Do not include the pictures; repeat the rest of the data exactly.
[start EXERCISE DATA]
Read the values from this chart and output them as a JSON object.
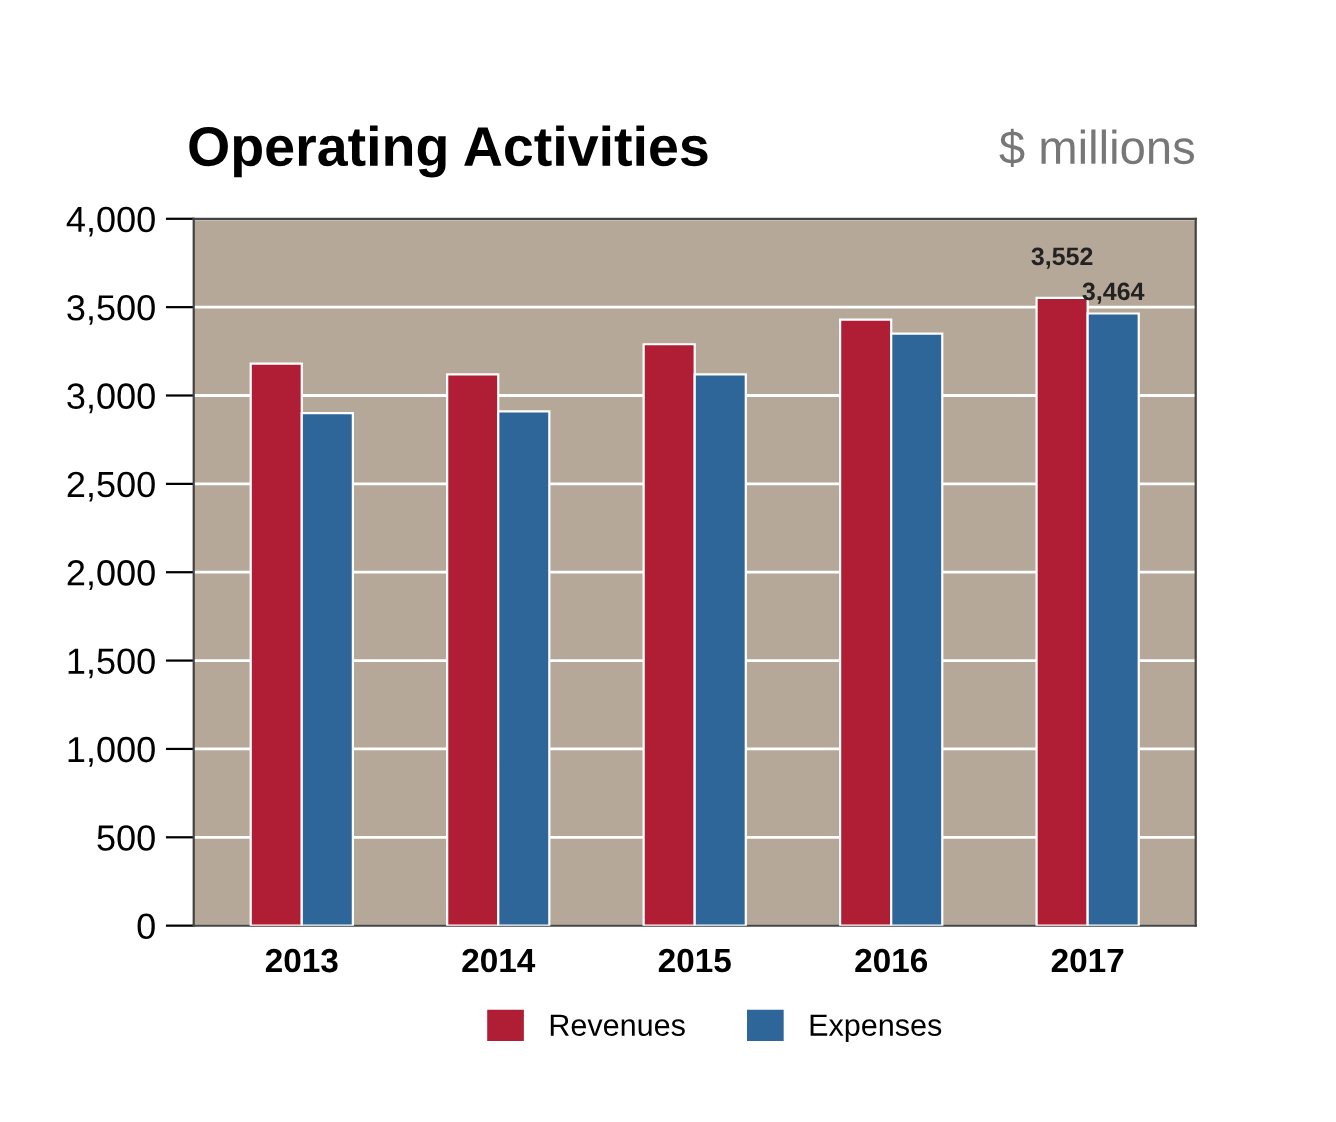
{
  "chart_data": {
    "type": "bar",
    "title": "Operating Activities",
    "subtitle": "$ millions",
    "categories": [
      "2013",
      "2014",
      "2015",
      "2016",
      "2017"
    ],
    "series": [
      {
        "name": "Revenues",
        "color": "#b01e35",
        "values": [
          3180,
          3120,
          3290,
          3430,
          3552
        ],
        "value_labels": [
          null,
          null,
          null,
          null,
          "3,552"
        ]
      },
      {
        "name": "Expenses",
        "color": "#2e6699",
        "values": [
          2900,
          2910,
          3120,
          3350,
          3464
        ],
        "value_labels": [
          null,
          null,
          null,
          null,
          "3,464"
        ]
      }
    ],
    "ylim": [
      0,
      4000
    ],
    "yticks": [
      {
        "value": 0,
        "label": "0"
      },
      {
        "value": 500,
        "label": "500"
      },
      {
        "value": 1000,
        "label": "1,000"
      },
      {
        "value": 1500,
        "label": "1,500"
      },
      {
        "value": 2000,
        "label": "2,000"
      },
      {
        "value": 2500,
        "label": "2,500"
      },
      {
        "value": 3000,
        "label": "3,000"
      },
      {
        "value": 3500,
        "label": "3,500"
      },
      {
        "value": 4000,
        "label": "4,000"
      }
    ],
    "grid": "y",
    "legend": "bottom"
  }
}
[end EXERCISE DATA]
*RESULT*
Read the values from this chart and output them as a JSON object.
{
  "chart_data": {
    "type": "bar",
    "title": "Operating Activities",
    "subtitle": "$ millions",
    "categories": [
      "2013",
      "2014",
      "2015",
      "2016",
      "2017"
    ],
    "series": [
      {
        "name": "Revenues",
        "color": "#b01e35",
        "values": [
          3180,
          3120,
          3290,
          3430,
          3552
        ],
        "value_labels": [
          null,
          null,
          null,
          null,
          "3,552"
        ]
      },
      {
        "name": "Expenses",
        "color": "#2e6699",
        "values": [
          2900,
          2910,
          3120,
          3350,
          3464
        ],
        "value_labels": [
          null,
          null,
          null,
          null,
          "3,464"
        ]
      }
    ],
    "ylim": [
      0,
      4000
    ],
    "yticks": [
      {
        "value": 0,
        "label": "0"
      },
      {
        "value": 500,
        "label": "500"
      },
      {
        "value": 1000,
        "label": "1,000"
      },
      {
        "value": 1500,
        "label": "1,500"
      },
      {
        "value": 2000,
        "label": "2,000"
      },
      {
        "value": 2500,
        "label": "2,500"
      },
      {
        "value": 3000,
        "label": "3,000"
      },
      {
        "value": 3500,
        "label": "3,500"
      },
      {
        "value": 4000,
        "label": "4,000"
      }
    ],
    "grid": "y",
    "legend": "bottom"
  }
}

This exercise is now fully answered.